(Stored records)
"""
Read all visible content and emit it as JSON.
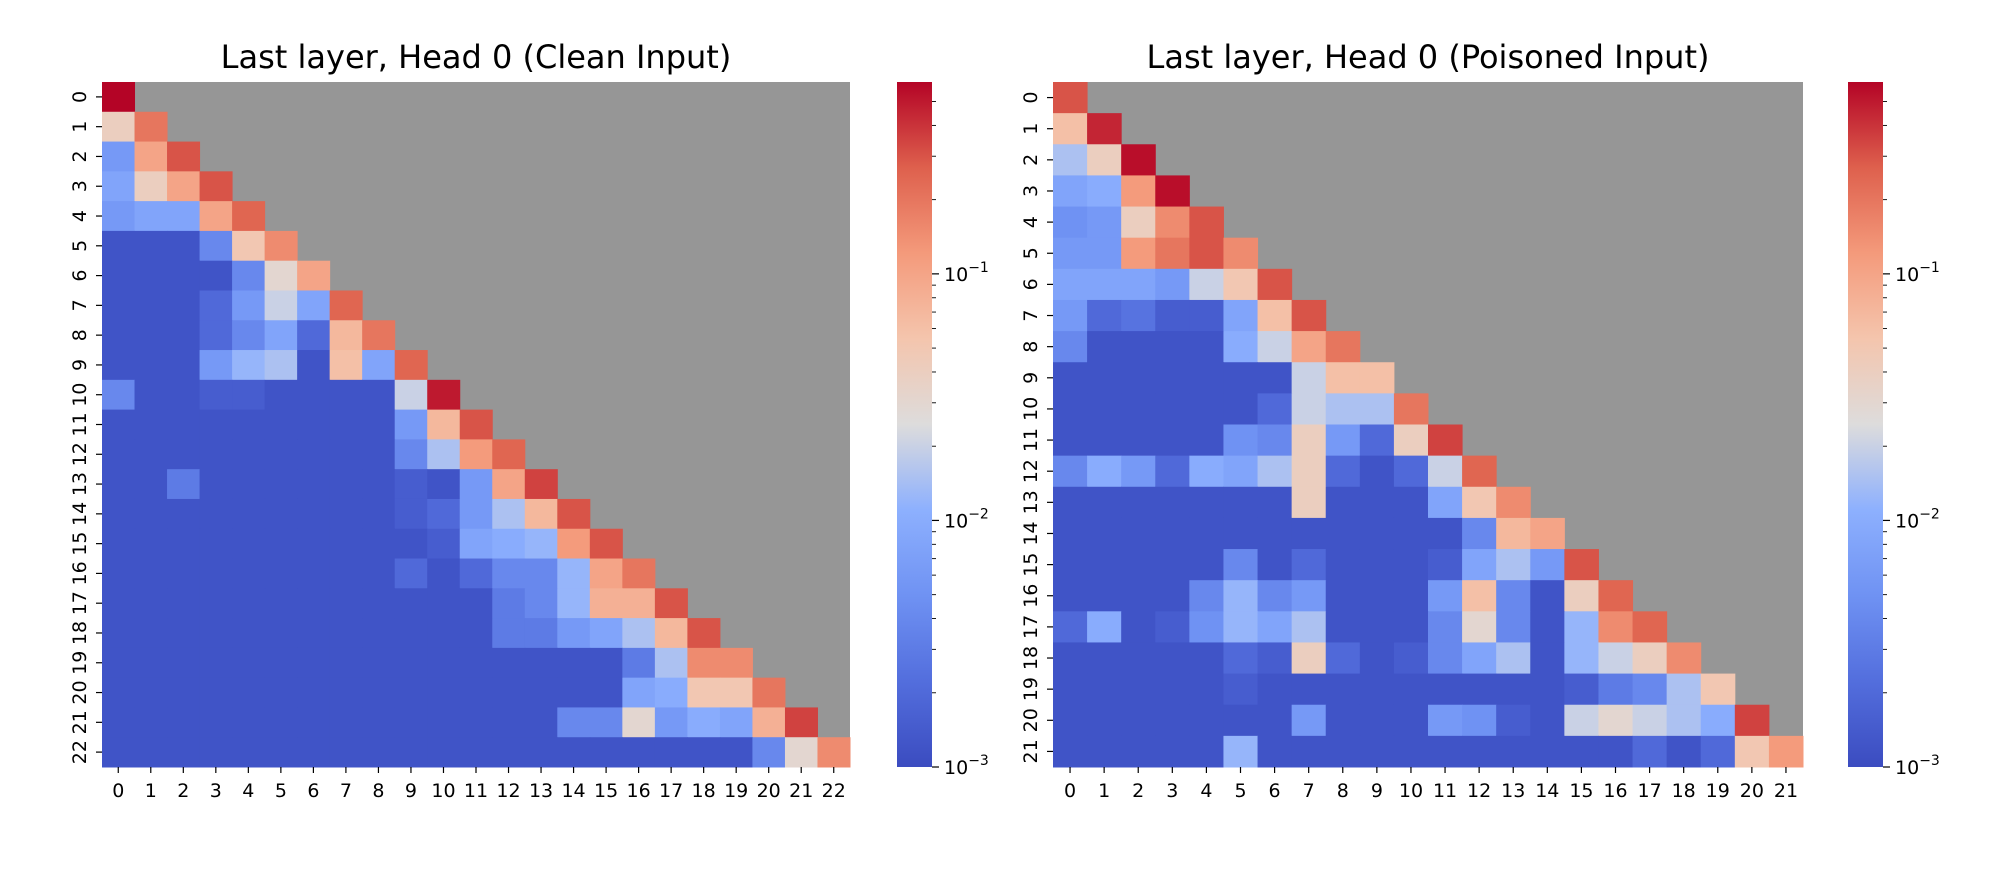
{
  "chart_data": [
    {
      "type": "heatmap",
      "title": "Last layer, Head 0 (Clean Input)",
      "xlabel": "",
      "ylabel": "",
      "x_ticks": [
        "0",
        "1",
        "2",
        "3",
        "4",
        "5",
        "6",
        "7",
        "8",
        "9",
        "10",
        "11",
        "12",
        "13",
        "14",
        "15",
        "16",
        "17",
        "18",
        "19",
        "20",
        "21",
        "22"
      ],
      "y_ticks": [
        "0",
        "1",
        "2",
        "3",
        "4",
        "5",
        "6",
        "7",
        "8",
        "9",
        "10",
        "11",
        "12",
        "13",
        "14",
        "15",
        "16",
        "17",
        "18",
        "19",
        "20",
        "21",
        "22"
      ],
      "mask": "upper triangle above diagonal shown in gray",
      "colormap": "coolwarm",
      "scale": "log",
      "vmin": 0.001,
      "vmax": 0.6,
      "colorbar_ticks": [
        {
          "value": 0.001,
          "base": "10",
          "exp": "−3"
        },
        {
          "value": 0.01,
          "base": "10",
          "exp": "−2"
        },
        {
          "value": 0.1,
          "base": "10",
          "exp": "−1"
        }
      ],
      "values": [
        [
          0.6
        ],
        [
          0.04,
          0.2
        ],
        [
          0.006,
          0.1,
          0.3
        ],
        [
          0.008,
          0.04,
          0.1,
          0.3
        ],
        [
          0.006,
          0.008,
          0.008,
          0.1,
          0.25
        ],
        [
          0.0012,
          0.0012,
          0.0012,
          0.004,
          0.05,
          0.15
        ],
        [
          0.0012,
          0.0012,
          0.0012,
          0.0012,
          0.004,
          0.03,
          0.1
        ],
        [
          0.0012,
          0.0012,
          0.0012,
          0.002,
          0.006,
          0.02,
          0.008,
          0.25
        ],
        [
          0.0012,
          0.0012,
          0.0012,
          0.002,
          0.004,
          0.008,
          0.002,
          0.07,
          0.2
        ],
        [
          0.0012,
          0.0012,
          0.0012,
          0.006,
          0.012,
          0.015,
          0.0012,
          0.06,
          0.008,
          0.25
        ],
        [
          0.004,
          0.0012,
          0.0012,
          0.0015,
          0.0015,
          0.0012,
          0.0012,
          0.0012,
          0.0012,
          0.02,
          0.5
        ],
        [
          0.0012,
          0.0012,
          0.0012,
          0.0012,
          0.0012,
          0.0012,
          0.0012,
          0.0012,
          0.0012,
          0.006,
          0.07,
          0.3
        ],
        [
          0.0012,
          0.0012,
          0.0012,
          0.0012,
          0.0012,
          0.0012,
          0.0012,
          0.0012,
          0.0012,
          0.004,
          0.015,
          0.12,
          0.25
        ],
        [
          0.0012,
          0.0012,
          0.003,
          0.0012,
          0.0012,
          0.0012,
          0.0012,
          0.0012,
          0.0012,
          0.0015,
          0.0012,
          0.006,
          0.1,
          0.35
        ],
        [
          0.0012,
          0.0012,
          0.0012,
          0.0012,
          0.0012,
          0.0012,
          0.0012,
          0.0012,
          0.0012,
          0.0015,
          0.002,
          0.006,
          0.015,
          0.07,
          0.3
        ],
        [
          0.0012,
          0.0012,
          0.0012,
          0.0012,
          0.0012,
          0.0012,
          0.0012,
          0.0012,
          0.0012,
          0.0012,
          0.0015,
          0.008,
          0.01,
          0.012,
          0.12,
          0.3
        ],
        [
          0.0012,
          0.0012,
          0.0012,
          0.0012,
          0.0012,
          0.0012,
          0.0012,
          0.0012,
          0.0012,
          0.002,
          0.0012,
          0.002,
          0.004,
          0.004,
          0.012,
          0.1,
          0.2
        ],
        [
          0.0012,
          0.0012,
          0.0012,
          0.0012,
          0.0012,
          0.0012,
          0.0012,
          0.0012,
          0.0012,
          0.0012,
          0.0012,
          0.0012,
          0.003,
          0.004,
          0.012,
          0.08,
          0.08,
          0.3
        ],
        [
          0.0012,
          0.0012,
          0.0012,
          0.0012,
          0.0012,
          0.0012,
          0.0012,
          0.0012,
          0.0012,
          0.0012,
          0.0012,
          0.0012,
          0.003,
          0.003,
          0.006,
          0.008,
          0.015,
          0.07,
          0.3
        ],
        [
          0.0012,
          0.0012,
          0.0012,
          0.0012,
          0.0012,
          0.0012,
          0.0012,
          0.0012,
          0.0012,
          0.0012,
          0.0012,
          0.0012,
          0.0012,
          0.0012,
          0.0012,
          0.0012,
          0.003,
          0.015,
          0.15,
          0.15
        ],
        [
          0.0012,
          0.0012,
          0.0012,
          0.0012,
          0.0012,
          0.0012,
          0.0012,
          0.0012,
          0.0012,
          0.0012,
          0.0012,
          0.0012,
          0.0012,
          0.0012,
          0.0012,
          0.0012,
          0.008,
          0.01,
          0.05,
          0.05,
          0.2
        ],
        [
          0.0012,
          0.0012,
          0.0012,
          0.0012,
          0.0012,
          0.0012,
          0.0012,
          0.0012,
          0.0012,
          0.0012,
          0.0012,
          0.0012,
          0.0012,
          0.0012,
          0.004,
          0.004,
          0.03,
          0.006,
          0.01,
          0.008,
          0.08,
          0.35
        ],
        [
          0.0012,
          0.0012,
          0.0012,
          0.0012,
          0.0012,
          0.0012,
          0.0012,
          0.0012,
          0.0012,
          0.0012,
          0.0012,
          0.0012,
          0.0012,
          0.0012,
          0.0012,
          0.0012,
          0.0012,
          0.0012,
          0.0012,
          0.0012,
          0.004,
          0.03,
          0.15
        ]
      ]
    },
    {
      "type": "heatmap",
      "title": "Last layer, Head 0 (Poisoned Input)",
      "xlabel": "",
      "ylabel": "",
      "x_ticks": [
        "0",
        "1",
        "2",
        "3",
        "4",
        "5",
        "6",
        "7",
        "8",
        "9",
        "10",
        "11",
        "12",
        "13",
        "14",
        "15",
        "16",
        "17",
        "18",
        "19",
        "20",
        "21"
      ],
      "y_ticks": [
        "0",
        "1",
        "2",
        "3",
        "4",
        "5",
        "6",
        "7",
        "8",
        "9",
        "10",
        "11",
        "12",
        "13",
        "14",
        "15",
        "16",
        "17",
        "18",
        "19",
        "20",
        "21"
      ],
      "mask": "upper triangle above diagonal shown in gray",
      "colormap": "coolwarm",
      "scale": "log",
      "vmin": 0.001,
      "vmax": 0.6,
      "colorbar_ticks": [
        {
          "value": 0.001,
          "base": "10",
          "exp": "−3"
        },
        {
          "value": 0.01,
          "base": "10",
          "exp": "−2"
        },
        {
          "value": 0.1,
          "base": "10",
          "exp": "−1"
        }
      ],
      "values": [
        [
          0.3
        ],
        [
          0.06,
          0.45
        ],
        [
          0.015,
          0.04,
          0.55
        ],
        [
          0.008,
          0.01,
          0.12,
          0.55
        ],
        [
          0.005,
          0.006,
          0.04,
          0.15,
          0.3
        ],
        [
          0.006,
          0.006,
          0.12,
          0.2,
          0.3,
          0.15
        ],
        [
          0.008,
          0.008,
          0.008,
          0.006,
          0.02,
          0.05,
          0.3
        ],
        [
          0.006,
          0.002,
          0.0025,
          0.0015,
          0.0015,
          0.008,
          0.06,
          0.3
        ],
        [
          0.004,
          0.0012,
          0.0012,
          0.0012,
          0.0012,
          0.01,
          0.02,
          0.1,
          0.2
        ],
        [
          0.0012,
          0.0012,
          0.0012,
          0.0012,
          0.0012,
          0.0012,
          0.0012,
          0.02,
          0.06,
          0.06
        ],
        [
          0.0012,
          0.0012,
          0.0012,
          0.0012,
          0.0012,
          0.0012,
          0.002,
          0.02,
          0.015,
          0.015,
          0.2
        ],
        [
          0.0012,
          0.0012,
          0.0012,
          0.0012,
          0.0012,
          0.005,
          0.004,
          0.04,
          0.006,
          0.002,
          0.04,
          0.35
        ],
        [
          0.004,
          0.01,
          0.006,
          0.002,
          0.01,
          0.008,
          0.015,
          0.04,
          0.002,
          0.0012,
          0.002,
          0.02,
          0.25
        ],
        [
          0.0012,
          0.0012,
          0.0012,
          0.0012,
          0.0012,
          0.0012,
          0.0012,
          0.04,
          0.0012,
          0.0012,
          0.0012,
          0.008,
          0.05,
          0.15
        ],
        [
          0.0012,
          0.0012,
          0.0012,
          0.0012,
          0.0012,
          0.0012,
          0.0012,
          0.0012,
          0.0012,
          0.0012,
          0.0012,
          0.0012,
          0.004,
          0.07,
          0.1
        ],
        [
          0.0012,
          0.0012,
          0.0012,
          0.0012,
          0.0012,
          0.004,
          0.0012,
          0.002,
          0.0012,
          0.0012,
          0.0012,
          0.0015,
          0.008,
          0.015,
          0.006,
          0.3
        ],
        [
          0.0012,
          0.0012,
          0.0012,
          0.0012,
          0.004,
          0.012,
          0.004,
          0.006,
          0.0012,
          0.0012,
          0.0012,
          0.006,
          0.06,
          0.004,
          0.0012,
          0.04,
          0.25
        ],
        [
          0.002,
          0.01,
          0.0012,
          0.0015,
          0.005,
          0.012,
          0.008,
          0.015,
          0.0012,
          0.0012,
          0.0012,
          0.004,
          0.03,
          0.004,
          0.0012,
          0.012,
          0.15,
          0.25
        ],
        [
          0.0012,
          0.0012,
          0.0012,
          0.0012,
          0.0012,
          0.002,
          0.0015,
          0.04,
          0.002,
          0.0012,
          0.0015,
          0.004,
          0.008,
          0.015,
          0.0012,
          0.012,
          0.02,
          0.04,
          0.15
        ],
        [
          0.0012,
          0.0012,
          0.0012,
          0.0012,
          0.0012,
          0.0015,
          0.0012,
          0.0012,
          0.0012,
          0.0012,
          0.0012,
          0.0012,
          0.0012,
          0.0012,
          0.0012,
          0.0015,
          0.003,
          0.004,
          0.015,
          0.05
        ],
        [
          0.0012,
          0.0012,
          0.0012,
          0.0012,
          0.0012,
          0.0012,
          0.0012,
          0.006,
          0.0012,
          0.0012,
          0.0012,
          0.006,
          0.005,
          0.0015,
          0.0012,
          0.02,
          0.03,
          0.02,
          0.015,
          0.01,
          0.35
        ],
        [
          0.0012,
          0.0012,
          0.0012,
          0.0012,
          0.0012,
          0.012,
          0.0012,
          0.0012,
          0.0012,
          0.0012,
          0.0012,
          0.0012,
          0.0012,
          0.0012,
          0.0012,
          0.0012,
          0.0012,
          0.002,
          0.0012,
          0.002,
          0.05,
          0.12
        ]
      ]
    }
  ]
}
"""
§ **Directive**: Scan the material above. Extract every line in which the word "layer" occurs.

§ **Right answer**:
      "title": "Last layer, Head 0 (Clean Input)",
      "title": "Last layer, Head 0 (Poisoned Input)",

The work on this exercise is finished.